§ Required task
Without the images, write out the whole listing exactly.

§ Supplied information
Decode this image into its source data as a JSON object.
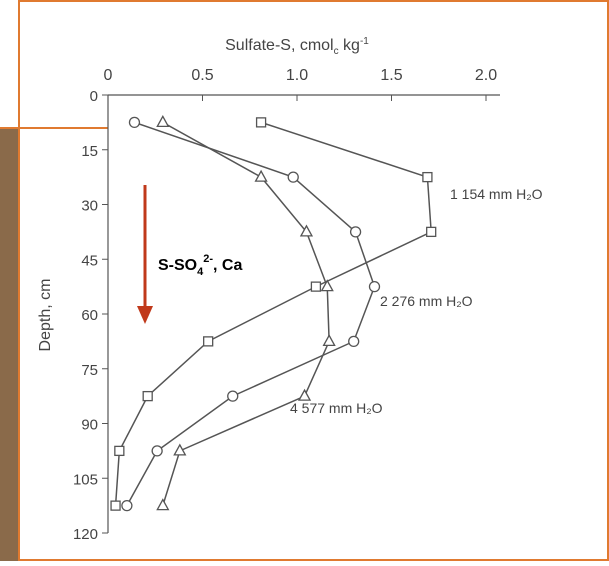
{
  "chart_data": {
    "type": "line",
    "x_label": [
      "Sulfate-S, cmol",
      "c",
      " kg",
      "-1"
    ],
    "y_label": "Depth, cm",
    "xlim": [
      0,
      2.0
    ],
    "xticks": [
      0,
      0.5,
      {
        "value": 1,
        "label": "1.0"
      },
      1.5,
      {
        "value": 2,
        "label": "2.0"
      }
    ],
    "ylim": [
      0,
      120
    ],
    "yticks": [
      0,
      15,
      30,
      45,
      60,
      75,
      90,
      105,
      120
    ],
    "y_inverted": true,
    "color": "#555555",
    "series": [
      {
        "name": "1 154 mm H₂O",
        "marker": "square",
        "x": [
          0.81,
          1.69,
          1.71,
          1.1,
          0.53,
          0.21,
          0.06,
          0.04
        ],
        "y": [
          7.5,
          22.5,
          37.5,
          52.5,
          67.5,
          82.5,
          97.5,
          112.5
        ]
      },
      {
        "name": "2 276 mm H₂O",
        "marker": "circle",
        "x": [
          0.14,
          0.98,
          1.31,
          1.41,
          1.3,
          0.66,
          0.26,
          0.1
        ],
        "y": [
          7.5,
          22.5,
          37.5,
          52.5,
          67.5,
          82.5,
          97.5,
          112.5
        ]
      },
      {
        "name": "4 577 mm H₂O",
        "marker": "triangle",
        "x": [
          0.29,
          0.81,
          1.05,
          1.16,
          1.17,
          1.04,
          0.38,
          0.29
        ],
        "y": [
          7.5,
          22.5,
          37.5,
          52.5,
          67.5,
          82.5,
          97.5,
          112.5
        ]
      }
    ],
    "annotation": {
      "text": [
        "S-SO",
        "4",
        "2-",
        ", Ca"
      ],
      "color": "#c0391b"
    }
  }
}
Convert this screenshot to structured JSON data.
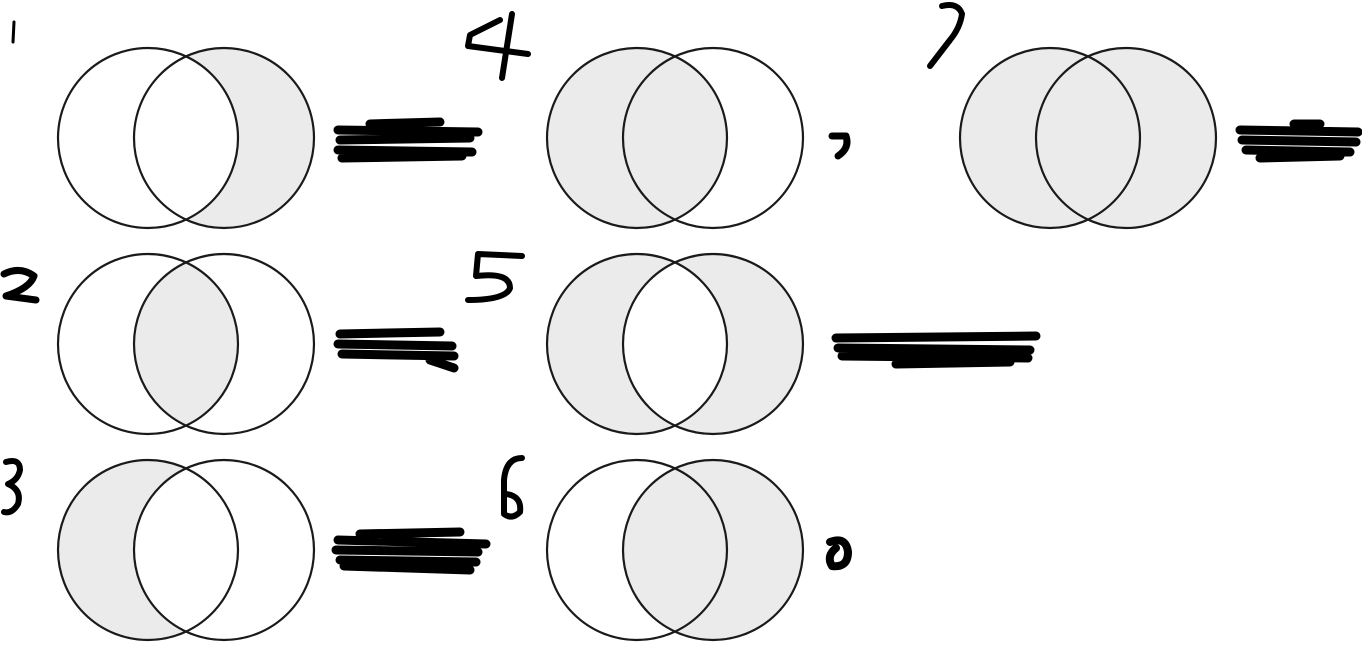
{
  "colors": {
    "shade": "#ebebeb",
    "outline": "#1a1a1a",
    "ink": "#000000",
    "background": "#ffffff"
  },
  "diagrams": [
    {
      "id": 1,
      "label": "1",
      "shaded": {
        "left": false,
        "center": false,
        "right": true
      }
    },
    {
      "id": 2,
      "label": "2",
      "shaded": {
        "left": false,
        "center": true,
        "right": false
      }
    },
    {
      "id": 3,
      "label": "3",
      "shaded": {
        "left": true,
        "center": false,
        "right": false
      }
    },
    {
      "id": 4,
      "label": "4",
      "shaded": {
        "left": true,
        "center": true,
        "right": false
      }
    },
    {
      "id": 5,
      "label": "5",
      "shaded": {
        "left": true,
        "center": false,
        "right": true
      }
    },
    {
      "id": 6,
      "label": "6",
      "shaded": {
        "left": false,
        "center": true,
        "right": true
      }
    },
    {
      "id": 7,
      "label": "7",
      "shaded": {
        "left": true,
        "center": true,
        "right": true
      }
    }
  ],
  "answer_marks": "redacted-handwriting"
}
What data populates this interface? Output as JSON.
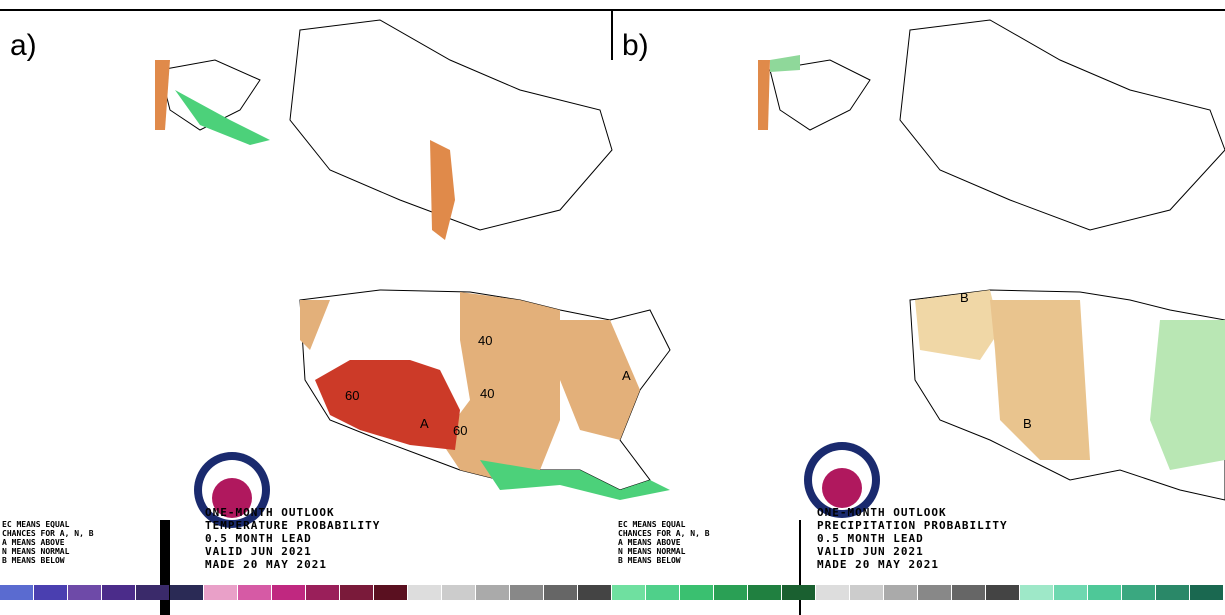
{
  "panels": [
    {
      "label": "a)",
      "title": "ONE-MONTH OUTLOOK",
      "subtitle": "TEMPERATURE PROBABILITY",
      "lead": "0.5 MONTH LEAD",
      "valid": "VALID JUN 2021",
      "made": "MADE 20 MAY 2021",
      "legend": [
        "EC MEANS EQUAL",
        "CHANCES FOR A, N, B",
        "A MEANS ABOVE",
        "N MEANS NORMAL",
        "B MEANS BELOW"
      ],
      "map_labels": [
        "60",
        "A",
        "60",
        "40",
        "40",
        "A"
      ]
    },
    {
      "label": "b)",
      "title": "ONE-MONTH OUTLOOK",
      "subtitle": "PRECIPITATION PROBABILITY",
      "lead": "0.5 MONTH LEAD",
      "valid": "VALID JUN 2021",
      "made": "MADE 20 MAY 2021",
      "legend": [
        "EC MEANS EQUAL",
        "CHANCES FOR A, N, B",
        "A MEANS ABOVE",
        "N MEANS NORMAL",
        "B MEANS BELOW"
      ],
      "map_labels": [
        "B",
        "B"
      ]
    }
  ]
}
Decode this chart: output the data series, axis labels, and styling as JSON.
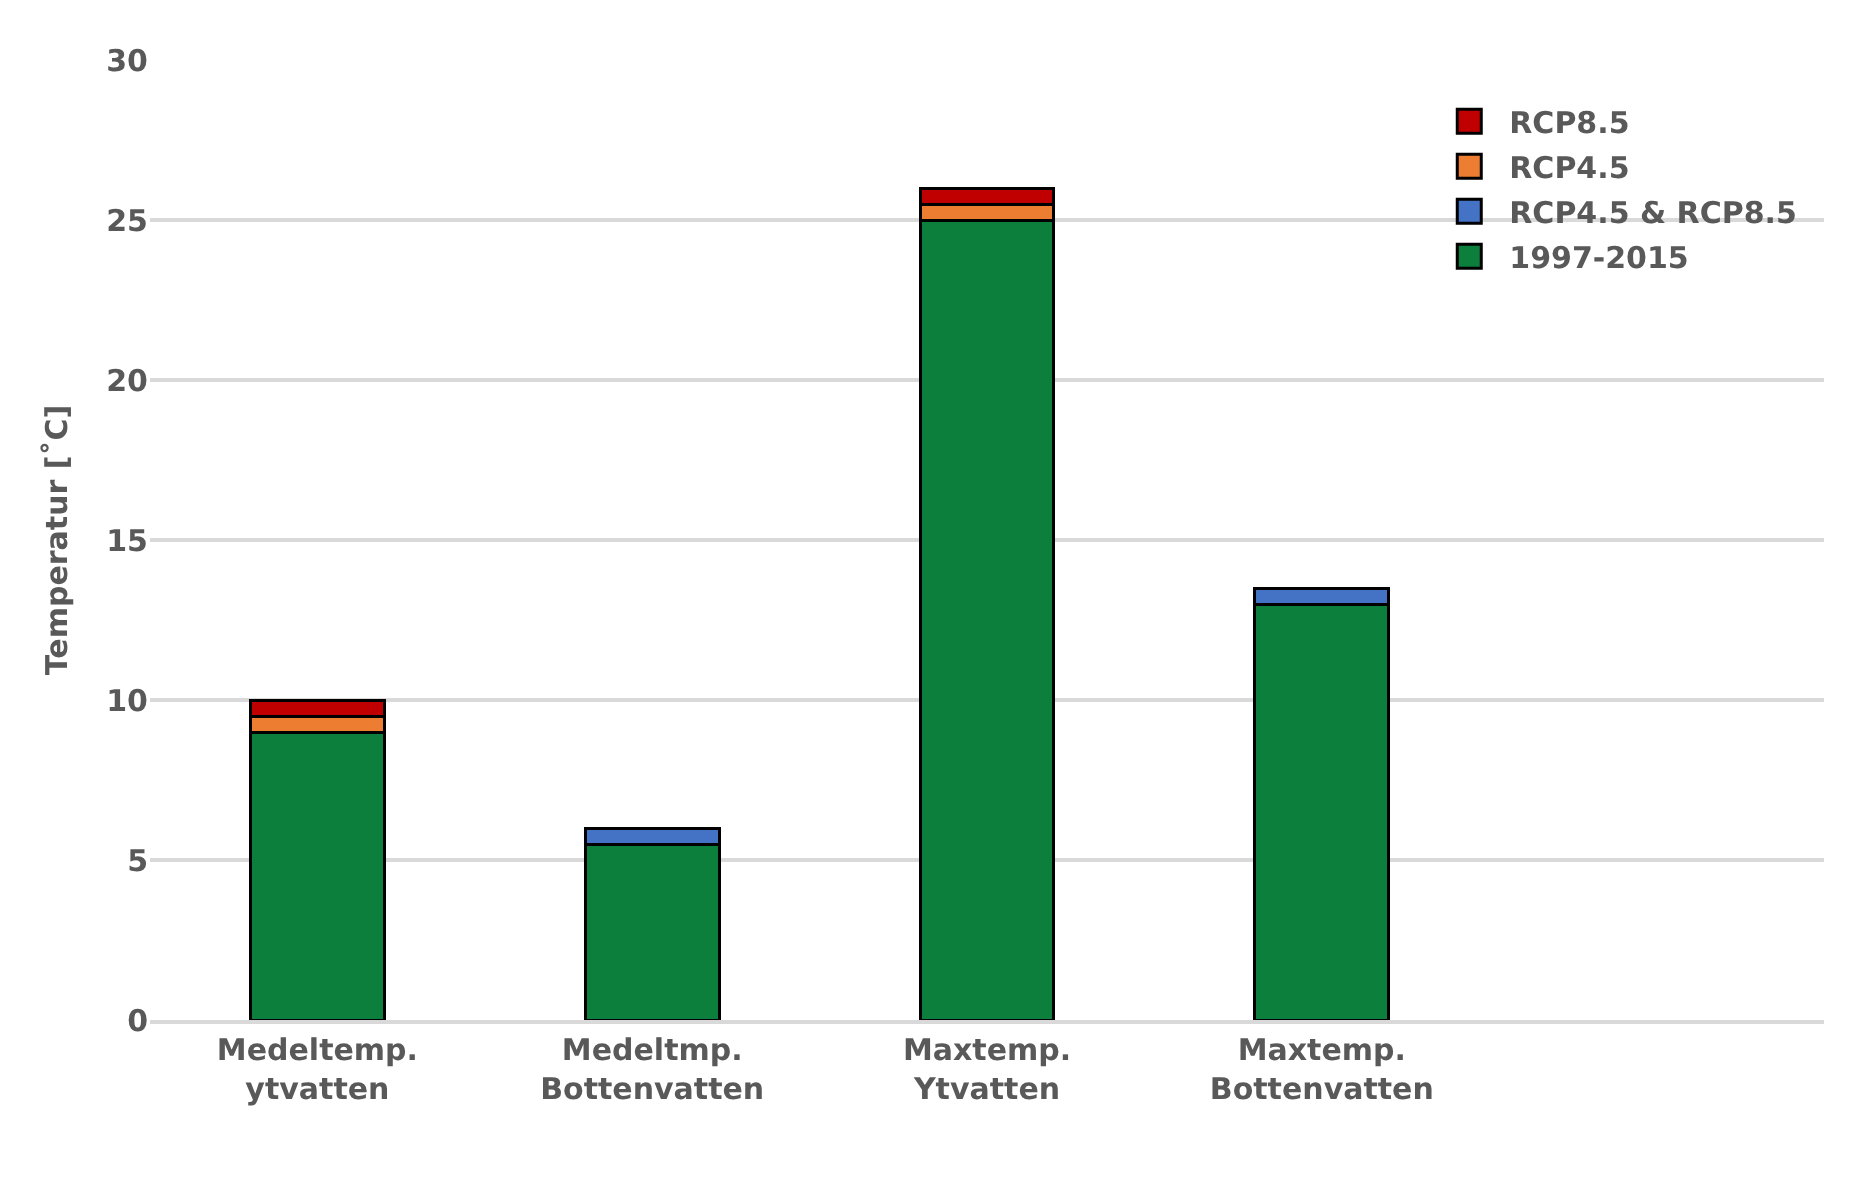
{
  "chart_data": {
    "type": "bar",
    "stacked": true,
    "ylabel": "Temperatur [˚C]",
    "categories": [
      "Medeltemp.\nytvatten",
      "Medeltmp.\nBottenvatten",
      "Maxtemp.\nYtvatten",
      "Maxtemp.\nBottenvatten",
      null
    ],
    "series": [
      {
        "name": "1997-2015",
        "color": "#0b7f3b",
        "values": [
          9.0,
          5.5,
          25.0,
          13.0,
          null
        ]
      },
      {
        "name": "RCP4.5 & RCP8.5",
        "color": "#4472c4",
        "values": [
          null,
          0.5,
          null,
          0.5,
          null
        ]
      },
      {
        "name": "RCP4.5",
        "color": "#ed7d31",
        "values": [
          0.5,
          null,
          0.5,
          null,
          null
        ]
      },
      {
        "name": "RCP8.5",
        "color": "#c00000",
        "values": [
          0.5,
          null,
          0.5,
          null,
          null
        ]
      }
    ],
    "ylim": [
      0,
      30
    ],
    "yticks": [
      0,
      5,
      10,
      15,
      20,
      25,
      30
    ],
    "grid": "y",
    "legend": "top right"
  }
}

§ Exercise answer
Decode this image into its source data as a JSON object.
{
  "chart_data": {
    "type": "line",
    "x_label": [
      "Sulfate-S, cmol",
      "c",
      " kg",
      "-1"
    ],
    "y_label": "Depth, cm",
    "xlim": [
      0,
      2.0
    ],
    "xticks": [
      0,
      0.5,
      {
        "value": 1,
        "label": "1.0"
      },
      1.5,
      {
        "value": 2,
        "label": "2.0"
      }
    ],
    "ylim": [
      0,
      120
    ],
    "yticks": [
      0,
      15,
      30,
      45,
      60,
      75,
      90,
      105,
      120
    ],
    "y_inverted": true,
    "color": "#555555",
    "series": [
      {
        "name": "1 154 mm H₂O",
        "marker": "square",
        "x": [
          0.81,
          1.69,
          1.71,
          1.1,
          0.53,
          0.21,
          0.06,
          0.04
        ],
        "y": [
          7.5,
          22.5,
          37.5,
          52.5,
          67.5,
          82.5,
          97.5,
          112.5
        ]
      },
      {
        "name": "2 276 mm H₂O",
        "marker": "circle",
        "x": [
          0.14,
          0.98,
          1.31,
          1.41,
          1.3,
          0.66,
          0.26,
          0.1
        ],
        "y": [
          7.5,
          22.5,
          37.5,
          52.5,
          67.5,
          82.5,
          97.5,
          112.5
        ]
      },
      {
        "name": "4 577 mm H₂O",
        "marker": "triangle",
        "x": [
          0.29,
          0.81,
          1.05,
          1.16,
          1.17,
          1.04,
          0.38,
          0.29
        ],
        "y": [
          7.5,
          22.5,
          37.5,
          52.5,
          67.5,
          82.5,
          97.5,
          112.5
        ]
      }
    ],
    "annotation": {
      "text": [
        "S-SO",
        "4",
        "2-",
        ", Ca"
      ],
      "color": "#c0391b"
    }
  }
}
Convert this screenshot to structured JSON data.
{
  "colors": {
    "shade": "#ebebeb",
    "outline": "#1a1a1a",
    "ink": "#000000",
    "background": "#ffffff"
  },
  "diagrams": [
    {
      "id": 1,
      "label": "1",
      "shaded": {
        "left": false,
        "center": false,
        "right": true
      }
    },
    {
      "id": 2,
      "label": "2",
      "shaded": {
        "left": false,
        "center": true,
        "right": false
      }
    },
    {
      "id": 3,
      "label": "3",
      "shaded": {
        "left": true,
        "center": false,
        "right": false
      }
    },
    {
      "id": 4,
      "label": "4",
      "shaded": {
        "left": true,
        "center": true,
        "right": false
      }
    },
    {
      "id": 5,
      "label": "5",
      "shaded": {
        "left": true,
        "center": false,
        "right": true
      }
    },
    {
      "id": 6,
      "label": "6",
      "shaded": {
        "left": false,
        "center": true,
        "right": true
      }
    },
    {
      "id": 7,
      "label": "7",
      "shaded": {
        "left": true,
        "center": true,
        "right": true
      }
    }
  ],
  "answer_marks": "redacted-handwriting"
}
What data populates this interface? Output as JSON.
{
  "panels": [
    {
      "label": "a)",
      "title": "ONE-MONTH OUTLOOK",
      "subtitle": "TEMPERATURE PROBABILITY",
      "lead": "0.5 MONTH LEAD",
      "valid": "VALID JUN 2021",
      "made": "MADE 20 MAY 2021",
      "legend": [
        "EC MEANS EQUAL",
        "CHANCES FOR A, N, B",
        "A MEANS ABOVE",
        "N MEANS NORMAL",
        "B MEANS BELOW"
      ],
      "map_labels": [
        "60",
        "A",
        "60",
        "40",
        "40",
        "A"
      ]
    },
    {
      "label": "b)",
      "title": "ONE-MONTH OUTLOOK",
      "subtitle": "PRECIPITATION PROBABILITY",
      "lead": "0.5 MONTH LEAD",
      "valid": "VALID JUN 2021",
      "made": "MADE 20 MAY 2021",
      "legend": [
        "EC MEANS EQUAL",
        "CHANCES FOR A, N, B",
        "A MEANS ABOVE",
        "N MEANS NORMAL",
        "B MEANS BELOW"
      ],
      "map_labels": [
        "B",
        "B"
      ]
    }
  ]
}
Decode this chart: output the data series, axis labels, and styling as JSON.
{
  "chart_data": {
    "type": "bar",
    "stacked": true,
    "ylabel": "Temperatur [˚C]",
    "categories": [
      "Medeltemp.\nytvatten",
      "Medeltmp.\nBottenvatten",
      "Maxtemp.\nYtvatten",
      "Maxtemp.\nBottenvatten",
      null
    ],
    "series": [
      {
        "name": "1997-2015",
        "color": "#0b7f3b",
        "values": [
          9.0,
          5.5,
          25.0,
          13.0,
          null
        ]
      },
      {
        "name": "RCP4.5 & RCP8.5",
        "color": "#4472c4",
        "values": [
          null,
          0.5,
          null,
          0.5,
          null
        ]
      },
      {
        "name": "RCP4.5",
        "color": "#ed7d31",
        "values": [
          0.5,
          null,
          0.5,
          null,
          null
        ]
      },
      {
        "name": "RCP8.5",
        "color": "#c00000",
        "values": [
          0.5,
          null,
          0.5,
          null,
          null
        ]
      }
    ],
    "ylim": [
      0,
      30
    ],
    "yticks": [
      0,
      5,
      10,
      15,
      20,
      25,
      30
    ],
    "grid": "y",
    "legend": "top right"
  }
}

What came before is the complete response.